> [THE PROBLEM]: Write out the passage of the DHX33 and p53 article from "Tumor suppressor p53" to "development in vivo.", character for character.
*** EXCERPTED TEXT Section Begins ***
DHX33 mediates p53 to regulate mevalonate pathway gene transcription in human cancers

• Published in: Biochimica et biophysica acta. General subjects Vol. 1868; no. 3; p. 130547
• Main Authors: Nie, Guangli, Chen, Shiyun, Song, Qingzhi, Zou, Dongxu, Li, Maggie, Tang, Xiyu, Deng, Yuanlian, Huang, Bizhou, Yang, Mengxia, Lv, Guoqing, Zhang, Yandong
• Format: Journal Article
• Language: English
• Published: Netherlands 01.03.2024
• Subjects: Animals; Carcinogenesis; DEAD-box RNA Helicases - genetics; Humans; Lung - metabolism; Mevalonic Acid; Mice; Transcription, Genetic; Tumor Suppressor Protein p53 - genetics; Tumor Suppressor Protein p53 - metabolism; DHX33; RAS; Mevalonate pathway; RNA helicase; p53
• ISSN: 0304-4165; 1872-8006; 1872-8006
• DOI: 10.1016/j.bbagen.2023.130547

Tumor suppressor p53 is frequently null or mutated in human cancers. Here in this study, DHX33 protein was found to be induced in p53 null cells in vitro, and in p53 mutant lung tumorigenesis in vivo. Cholesterol metabolism through mevalonate pathway is pivotal for cell proliferation and is frequently altered in human cancers. Mice carrying mutant p53 and Kras alleles showed upregulation of mevalonate pathway gene expression. However upon DHX33 loss, their upregulation was significantly debilitated. Additionally, in many human cancer cells, DHX33 knockdown caused inhibition of mavelonate pathway gene transcription. We propose DHX33 locates downstream of mutant p53 and Ras to regulate mevalonate pathway gene transcription and thereby supports cancer development in vivo.
*** EXCERPTED TEXT Section Ends ***
*** GIVEN DATA Section Begins ***
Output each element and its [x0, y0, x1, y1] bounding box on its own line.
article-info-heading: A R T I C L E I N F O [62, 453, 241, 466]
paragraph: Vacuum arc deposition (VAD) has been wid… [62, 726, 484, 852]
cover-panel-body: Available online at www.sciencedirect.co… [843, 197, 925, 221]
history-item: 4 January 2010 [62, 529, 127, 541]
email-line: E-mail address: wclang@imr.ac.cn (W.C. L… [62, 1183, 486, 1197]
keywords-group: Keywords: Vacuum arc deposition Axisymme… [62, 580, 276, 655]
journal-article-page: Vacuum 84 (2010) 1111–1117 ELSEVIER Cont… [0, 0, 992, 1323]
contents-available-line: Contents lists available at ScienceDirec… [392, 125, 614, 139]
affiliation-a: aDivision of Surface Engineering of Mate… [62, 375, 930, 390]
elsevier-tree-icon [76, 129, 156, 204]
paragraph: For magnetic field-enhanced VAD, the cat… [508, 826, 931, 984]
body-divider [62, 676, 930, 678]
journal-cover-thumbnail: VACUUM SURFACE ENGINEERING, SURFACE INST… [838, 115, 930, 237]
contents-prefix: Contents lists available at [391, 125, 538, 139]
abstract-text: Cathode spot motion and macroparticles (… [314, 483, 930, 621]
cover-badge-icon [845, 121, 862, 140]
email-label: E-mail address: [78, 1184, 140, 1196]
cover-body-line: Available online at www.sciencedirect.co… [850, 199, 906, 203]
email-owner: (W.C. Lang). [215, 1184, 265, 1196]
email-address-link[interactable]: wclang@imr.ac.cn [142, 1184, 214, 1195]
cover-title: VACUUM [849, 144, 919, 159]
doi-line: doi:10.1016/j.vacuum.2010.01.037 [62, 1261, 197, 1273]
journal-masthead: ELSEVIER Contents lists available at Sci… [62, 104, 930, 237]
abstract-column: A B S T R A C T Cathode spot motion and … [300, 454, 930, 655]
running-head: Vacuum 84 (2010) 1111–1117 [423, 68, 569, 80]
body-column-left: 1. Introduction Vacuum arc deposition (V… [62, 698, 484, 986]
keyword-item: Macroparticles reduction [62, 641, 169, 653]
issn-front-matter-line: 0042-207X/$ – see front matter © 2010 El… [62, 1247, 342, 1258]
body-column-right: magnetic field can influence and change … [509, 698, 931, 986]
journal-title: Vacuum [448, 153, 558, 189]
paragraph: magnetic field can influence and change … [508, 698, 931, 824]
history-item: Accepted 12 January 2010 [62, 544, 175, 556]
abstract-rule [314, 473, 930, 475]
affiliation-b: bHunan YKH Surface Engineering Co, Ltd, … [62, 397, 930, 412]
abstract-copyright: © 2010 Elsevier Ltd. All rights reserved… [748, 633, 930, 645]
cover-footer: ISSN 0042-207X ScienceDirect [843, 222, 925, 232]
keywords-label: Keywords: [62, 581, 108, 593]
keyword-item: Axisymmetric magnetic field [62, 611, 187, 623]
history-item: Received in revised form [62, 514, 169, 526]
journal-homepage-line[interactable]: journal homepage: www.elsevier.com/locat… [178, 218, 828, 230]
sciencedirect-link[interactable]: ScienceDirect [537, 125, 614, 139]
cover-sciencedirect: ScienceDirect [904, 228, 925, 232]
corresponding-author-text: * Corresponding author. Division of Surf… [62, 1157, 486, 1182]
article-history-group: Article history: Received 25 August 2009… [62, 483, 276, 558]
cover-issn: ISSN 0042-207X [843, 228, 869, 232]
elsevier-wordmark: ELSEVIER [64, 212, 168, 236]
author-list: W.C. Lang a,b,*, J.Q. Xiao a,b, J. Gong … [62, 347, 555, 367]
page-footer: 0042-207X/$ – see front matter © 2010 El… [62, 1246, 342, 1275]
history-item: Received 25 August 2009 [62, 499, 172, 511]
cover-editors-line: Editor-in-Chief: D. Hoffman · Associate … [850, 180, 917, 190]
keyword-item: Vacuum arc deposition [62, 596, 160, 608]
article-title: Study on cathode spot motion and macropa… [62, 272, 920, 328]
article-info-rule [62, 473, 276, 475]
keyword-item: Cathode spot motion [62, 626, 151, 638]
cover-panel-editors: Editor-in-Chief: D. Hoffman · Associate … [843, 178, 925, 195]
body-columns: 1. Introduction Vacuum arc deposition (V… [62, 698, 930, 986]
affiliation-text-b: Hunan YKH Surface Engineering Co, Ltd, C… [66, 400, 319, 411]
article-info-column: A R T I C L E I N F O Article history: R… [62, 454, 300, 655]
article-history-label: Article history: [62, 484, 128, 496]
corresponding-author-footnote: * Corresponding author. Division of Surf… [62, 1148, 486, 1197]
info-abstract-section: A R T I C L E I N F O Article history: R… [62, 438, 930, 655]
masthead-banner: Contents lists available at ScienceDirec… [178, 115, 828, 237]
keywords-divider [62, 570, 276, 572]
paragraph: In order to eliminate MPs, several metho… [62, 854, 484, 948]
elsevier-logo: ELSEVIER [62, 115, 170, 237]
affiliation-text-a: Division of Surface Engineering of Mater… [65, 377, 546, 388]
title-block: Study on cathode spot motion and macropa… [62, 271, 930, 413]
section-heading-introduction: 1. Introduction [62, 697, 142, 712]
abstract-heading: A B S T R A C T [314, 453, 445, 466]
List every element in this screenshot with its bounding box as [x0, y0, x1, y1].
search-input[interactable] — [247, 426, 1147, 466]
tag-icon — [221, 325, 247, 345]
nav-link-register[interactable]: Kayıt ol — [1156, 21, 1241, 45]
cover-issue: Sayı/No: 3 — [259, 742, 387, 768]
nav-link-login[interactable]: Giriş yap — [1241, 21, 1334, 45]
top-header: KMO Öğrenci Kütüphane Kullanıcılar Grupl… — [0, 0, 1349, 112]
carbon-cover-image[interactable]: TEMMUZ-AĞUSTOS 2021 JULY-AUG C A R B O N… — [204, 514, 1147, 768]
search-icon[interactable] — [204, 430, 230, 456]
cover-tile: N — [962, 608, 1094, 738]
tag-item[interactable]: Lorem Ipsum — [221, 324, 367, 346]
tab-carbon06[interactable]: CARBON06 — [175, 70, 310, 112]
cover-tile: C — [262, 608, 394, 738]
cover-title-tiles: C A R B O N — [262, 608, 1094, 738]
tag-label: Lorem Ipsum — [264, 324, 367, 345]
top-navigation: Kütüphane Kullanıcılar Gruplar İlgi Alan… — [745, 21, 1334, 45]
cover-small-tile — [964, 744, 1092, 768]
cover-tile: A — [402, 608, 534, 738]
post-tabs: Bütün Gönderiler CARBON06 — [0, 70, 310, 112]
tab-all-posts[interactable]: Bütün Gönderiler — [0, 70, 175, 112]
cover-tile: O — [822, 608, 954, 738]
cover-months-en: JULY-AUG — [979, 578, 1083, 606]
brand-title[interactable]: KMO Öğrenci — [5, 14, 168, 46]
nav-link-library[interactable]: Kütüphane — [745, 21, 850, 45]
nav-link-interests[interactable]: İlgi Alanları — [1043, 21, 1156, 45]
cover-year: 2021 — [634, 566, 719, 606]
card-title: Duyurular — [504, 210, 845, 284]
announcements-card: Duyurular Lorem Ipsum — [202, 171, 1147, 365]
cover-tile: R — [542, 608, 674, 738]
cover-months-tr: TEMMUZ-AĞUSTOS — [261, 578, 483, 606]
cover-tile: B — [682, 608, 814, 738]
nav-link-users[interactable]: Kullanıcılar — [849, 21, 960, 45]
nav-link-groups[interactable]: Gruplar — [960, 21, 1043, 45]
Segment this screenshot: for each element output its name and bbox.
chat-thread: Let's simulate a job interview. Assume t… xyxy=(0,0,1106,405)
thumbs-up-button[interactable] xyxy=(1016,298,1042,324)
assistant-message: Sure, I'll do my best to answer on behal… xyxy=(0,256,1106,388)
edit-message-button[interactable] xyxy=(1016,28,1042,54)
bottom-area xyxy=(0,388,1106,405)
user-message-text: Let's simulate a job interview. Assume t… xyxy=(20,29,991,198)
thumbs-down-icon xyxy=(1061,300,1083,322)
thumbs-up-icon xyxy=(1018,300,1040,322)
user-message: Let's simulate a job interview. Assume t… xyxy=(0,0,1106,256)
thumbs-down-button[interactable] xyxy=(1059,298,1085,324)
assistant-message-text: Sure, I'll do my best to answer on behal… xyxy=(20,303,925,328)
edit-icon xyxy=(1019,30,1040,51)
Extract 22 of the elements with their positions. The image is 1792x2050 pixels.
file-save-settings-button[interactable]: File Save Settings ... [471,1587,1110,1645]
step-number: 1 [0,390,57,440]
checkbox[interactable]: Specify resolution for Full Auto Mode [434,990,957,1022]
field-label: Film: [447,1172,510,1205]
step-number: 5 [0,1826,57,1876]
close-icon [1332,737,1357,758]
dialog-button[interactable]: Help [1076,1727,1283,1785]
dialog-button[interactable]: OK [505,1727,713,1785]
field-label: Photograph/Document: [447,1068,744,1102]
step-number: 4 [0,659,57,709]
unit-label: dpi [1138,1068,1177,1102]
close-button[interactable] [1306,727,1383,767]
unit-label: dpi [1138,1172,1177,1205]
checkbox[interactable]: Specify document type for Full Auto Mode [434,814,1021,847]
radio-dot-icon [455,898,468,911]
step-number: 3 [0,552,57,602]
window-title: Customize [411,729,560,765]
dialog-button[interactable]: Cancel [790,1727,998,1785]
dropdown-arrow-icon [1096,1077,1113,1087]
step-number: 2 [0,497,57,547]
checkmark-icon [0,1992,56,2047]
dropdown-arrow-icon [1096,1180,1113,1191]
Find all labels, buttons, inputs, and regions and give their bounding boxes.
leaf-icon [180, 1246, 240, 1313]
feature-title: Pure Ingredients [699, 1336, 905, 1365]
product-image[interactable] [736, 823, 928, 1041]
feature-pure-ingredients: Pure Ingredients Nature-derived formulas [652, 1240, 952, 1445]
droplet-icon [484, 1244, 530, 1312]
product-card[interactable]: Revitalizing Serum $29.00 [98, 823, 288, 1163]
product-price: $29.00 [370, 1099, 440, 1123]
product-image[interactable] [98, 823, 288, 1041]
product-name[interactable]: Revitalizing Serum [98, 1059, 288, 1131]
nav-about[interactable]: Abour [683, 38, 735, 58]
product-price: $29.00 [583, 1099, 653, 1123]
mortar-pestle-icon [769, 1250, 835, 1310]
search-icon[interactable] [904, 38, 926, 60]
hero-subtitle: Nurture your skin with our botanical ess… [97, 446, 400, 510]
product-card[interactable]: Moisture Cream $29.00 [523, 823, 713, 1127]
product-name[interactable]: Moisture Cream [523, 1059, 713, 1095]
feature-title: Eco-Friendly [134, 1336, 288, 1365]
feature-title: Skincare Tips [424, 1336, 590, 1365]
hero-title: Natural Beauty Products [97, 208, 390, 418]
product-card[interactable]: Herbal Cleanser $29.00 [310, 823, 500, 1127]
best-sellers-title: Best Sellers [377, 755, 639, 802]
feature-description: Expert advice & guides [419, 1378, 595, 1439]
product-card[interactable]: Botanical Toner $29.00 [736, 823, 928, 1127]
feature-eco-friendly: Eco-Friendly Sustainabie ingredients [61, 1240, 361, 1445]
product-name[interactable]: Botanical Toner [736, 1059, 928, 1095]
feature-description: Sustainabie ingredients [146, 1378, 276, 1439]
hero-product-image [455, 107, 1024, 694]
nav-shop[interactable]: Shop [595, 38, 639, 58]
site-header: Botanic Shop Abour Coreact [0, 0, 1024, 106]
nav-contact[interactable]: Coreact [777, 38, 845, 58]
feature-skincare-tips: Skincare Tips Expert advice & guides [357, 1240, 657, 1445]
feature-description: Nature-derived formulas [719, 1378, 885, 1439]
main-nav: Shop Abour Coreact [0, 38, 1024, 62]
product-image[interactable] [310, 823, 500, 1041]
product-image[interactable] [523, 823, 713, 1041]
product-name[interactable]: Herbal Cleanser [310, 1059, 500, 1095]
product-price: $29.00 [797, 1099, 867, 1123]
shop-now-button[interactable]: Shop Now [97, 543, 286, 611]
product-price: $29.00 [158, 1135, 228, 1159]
*** GIVEN DATA Section Ends ***
> [SOLUTION TO THIS EXERCISE]:
Tumor suppressor p53 is frequently null or mutated in human cancers. Here in this study, DHX33 protein was found to be induced in p53 null cells in vitro, and in p53 mutant lung tumorigenesis in vivo. Cholesterol metabolism through mevalonate pathway is pivotal for cell proliferation and is frequently altered in human cancers. Mice carrying mutant p53 and Kras alleles showed upregulation of mevalonate pathway gene expression. However upon DHX33 loss, their upregulation was significantly debilitated. Additionally, in many human cancer cells, DHX33 knockdown caused inhibition of mavelonate pathway gene transcription. We propose DHX33 locates downstream of mutant p53 and Ras to regulate mevalonate pathway gene transcription and thereby supports cancer development in vivo.